(Element-and-box listings)

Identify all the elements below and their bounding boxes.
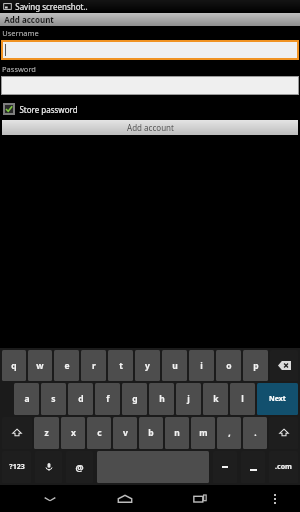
button[interactable]: Voice input (35, 451, 62, 483)
button[interactable]: h (149, 383, 174, 415)
button[interactable]: Hide keyboard (25, 485, 75, 512)
button[interactable]: a (14, 383, 39, 415)
staticText: b (148, 427, 154, 439)
staticText: . (254, 427, 257, 439)
button[interactable]: dot com (269, 451, 298, 483)
staticText: @ (75, 461, 84, 473)
button[interactable]: z (34, 417, 59, 449)
staticText: d (78, 393, 84, 405)
button[interactable]: i (189, 350, 214, 381)
staticText: h (159, 393, 165, 405)
button[interactable]: , (217, 417, 241, 449)
staticText: j (187, 393, 190, 405)
button[interactable]: w (28, 350, 52, 381)
staticText: y (145, 360, 150, 372)
staticText: p (253, 360, 259, 372)
button[interactable]: y (135, 350, 160, 381)
staticText: l (241, 393, 244, 405)
staticText: x (71, 427, 76, 439)
button[interactable]: More options (260, 485, 290, 512)
button[interactable]: p (243, 350, 268, 381)
button[interactable]: k (203, 383, 228, 415)
button[interactable]: r (81, 350, 106, 381)
button[interactable]: At sign (66, 451, 93, 483)
staticText: q (11, 360, 17, 372)
staticText: r (92, 360, 96, 372)
staticText: Username (2, 28, 39, 38)
staticText: Password (2, 64, 36, 74)
button[interactable]: q (2, 350, 26, 381)
button[interactable]: Underscore (241, 451, 265, 483)
button[interactable]: t (108, 350, 133, 381)
staticText: Add account (127, 122, 174, 133)
staticText: k (213, 393, 219, 405)
staticText: g (132, 393, 138, 405)
button[interactable]: m (191, 417, 215, 449)
button[interactable]: f (95, 383, 120, 415)
button[interactable]: b (139, 417, 163, 449)
staticText: Store password (19, 104, 78, 115)
staticText: e (64, 360, 70, 372)
staticText: Next (269, 394, 286, 404)
staticText: c (97, 427, 102, 439)
button[interactable]: u (162, 350, 187, 381)
button[interactable]: g (122, 383, 147, 415)
staticText: , (228, 427, 231, 439)
staticText: i (200, 360, 203, 372)
button[interactable]: x (61, 417, 85, 449)
button[interactable]: e (54, 350, 79, 381)
staticText: o (226, 360, 232, 372)
button[interactable]: o (216, 350, 241, 381)
staticText: a (24, 393, 30, 405)
button[interactable]: l (230, 383, 255, 415)
button[interactable]: j (176, 383, 201, 415)
button[interactable]: s (41, 383, 66, 415)
button[interactable]: n (165, 417, 189, 449)
button[interactable]: Delete (270, 350, 298, 381)
button[interactable]: d (68, 383, 93, 415)
staticText: n (174, 427, 180, 439)
button[interactable]: Home (100, 485, 150, 512)
button[interactable]: Shift (2, 417, 32, 449)
button[interactable]: c (87, 417, 111, 449)
button[interactable] (1, 76, 299, 95)
button[interactable]: . (243, 417, 267, 449)
staticText: Add account (4, 14, 54, 25)
staticText: ?123 (9, 462, 25, 472)
button[interactable]: Symbols (2, 451, 31, 483)
staticText: v (123, 427, 128, 439)
staticText: s (51, 393, 56, 405)
staticText: t (119, 360, 123, 372)
staticText: Saving screenshot.. (15, 1, 88, 12)
button[interactable] (1, 40, 299, 60)
button[interactable]: Hyphen (213, 451, 237, 483)
staticText: f (106, 393, 110, 405)
button[interactable]: Add account (2, 120, 298, 135)
button[interactable]: v (113, 417, 137, 449)
button[interactable]: Store password (3, 103, 300, 115)
button[interactable]: Next (257, 383, 298, 415)
staticText: w (36, 360, 44, 372)
button[interactable]: Recent apps (175, 485, 225, 512)
staticText: z (44, 427, 49, 439)
staticText: m (199, 427, 208, 439)
staticText: .com (275, 462, 292, 472)
button[interactable]: Shift (269, 417, 298, 449)
staticText: u (172, 360, 178, 372)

TASK PROMPT
Extract every line above verbatim, omitting the pictures.

ANSWER TO THE TASK
Identify all the elements below and their bounding boxes.
button[interactable]: Voice input (35, 451, 62, 483)
button[interactable]: h (149, 383, 174, 415)
button[interactable]: Hide keyboard (25, 485, 75, 512)
button[interactable]: a (14, 383, 39, 415)
staticText: b (148, 427, 154, 439)
staticText: . (254, 427, 257, 439)
button[interactable]: dot com (269, 451, 298, 483)
staticText: @ (75, 461, 84, 473)
button[interactable]: z (34, 417, 59, 449)
staticText: d (78, 393, 84, 405)
button[interactable]: i (189, 350, 214, 381)
staticText: h (159, 393, 165, 405)
button[interactable]: , (217, 417, 241, 449)
staticText: j (187, 393, 190, 405)
button[interactable]: w (28, 350, 52, 381)
staticText: y (145, 360, 150, 372)
staticText: p (253, 360, 259, 372)
button[interactable]: y (135, 350, 160, 381)
staticText: l (241, 393, 244, 405)
staticText: x (71, 427, 76, 439)
button[interactable]: More options (260, 485, 290, 512)
button[interactable]: p (243, 350, 268, 381)
button[interactable]: k (203, 383, 228, 415)
button[interactable]: r (81, 350, 106, 381)
button[interactable]: At sign (66, 451, 93, 483)
staticText: q (11, 360, 17, 372)
staticText: r (92, 360, 96, 372)
staticText: Username (2, 28, 39, 38)
staticText: Password (2, 64, 36, 74)
button[interactable]: q (2, 350, 26, 381)
button[interactable]: Underscore (241, 451, 265, 483)
button[interactable]: t (108, 350, 133, 381)
staticText: Add account (127, 122, 174, 133)
staticText: k (213, 393, 219, 405)
staticText: g (132, 393, 138, 405)
button[interactable]: m (191, 417, 215, 449)
button[interactable]: f (95, 383, 120, 415)
button[interactable]: b (139, 417, 163, 449)
staticText: Store password (19, 104, 78, 115)
staticText: e (64, 360, 70, 372)
staticText: Next (269, 394, 286, 404)
staticText: c (97, 427, 102, 439)
button[interactable]: u (162, 350, 187, 381)
button[interactable]: g (122, 383, 147, 415)
staticText: , (228, 427, 231, 439)
staticText: i (200, 360, 203, 372)
button[interactable]: x (61, 417, 85, 449)
button[interactable]: e (54, 350, 79, 381)
staticText: o (226, 360, 232, 372)
button[interactable]: o (216, 350, 241, 381)
staticText: a (24, 393, 30, 405)
button[interactable]: l (230, 383, 255, 415)
button[interactable]: j (176, 383, 201, 415)
button[interactable]: s (41, 383, 66, 415)
button[interactable]: n (165, 417, 189, 449)
button[interactable]: Delete (270, 350, 298, 381)
button[interactable]: d (68, 383, 93, 415)
staticText: n (174, 427, 180, 439)
button[interactable]: Home (100, 485, 150, 512)
button[interactable]: Shift (2, 417, 32, 449)
button[interactable]: c (87, 417, 111, 449)
button[interactable] (1, 76, 299, 95)
button[interactable]: . (243, 417, 267, 449)
staticText: Add account (4, 14, 54, 25)
staticText: ?123 (9, 462, 25, 472)
button[interactable]: Symbols (2, 451, 31, 483)
staticText: v (123, 427, 128, 439)
staticText: s (51, 393, 56, 405)
staticText: t (119, 360, 123, 372)
staticText: Saving screenshot.. (15, 1, 88, 12)
button[interactable] (1, 40, 299, 60)
button[interactable]: Hyphen (213, 451, 237, 483)
staticText: f (106, 393, 110, 405)
button[interactable]: Add account (2, 120, 298, 135)
button[interactable]: v (113, 417, 137, 449)
button[interactable]: Store password (3, 103, 300, 115)
button[interactable]: Next (257, 383, 298, 415)
staticText: w (36, 360, 44, 372)
button[interactable]: Recent apps (175, 485, 225, 512)
staticText: z (44, 427, 49, 439)
staticText: m (199, 427, 208, 439)
staticText: .com (275, 462, 292, 472)
button[interactable]: Shift (269, 417, 298, 449)
staticText: u (172, 360, 178, 372)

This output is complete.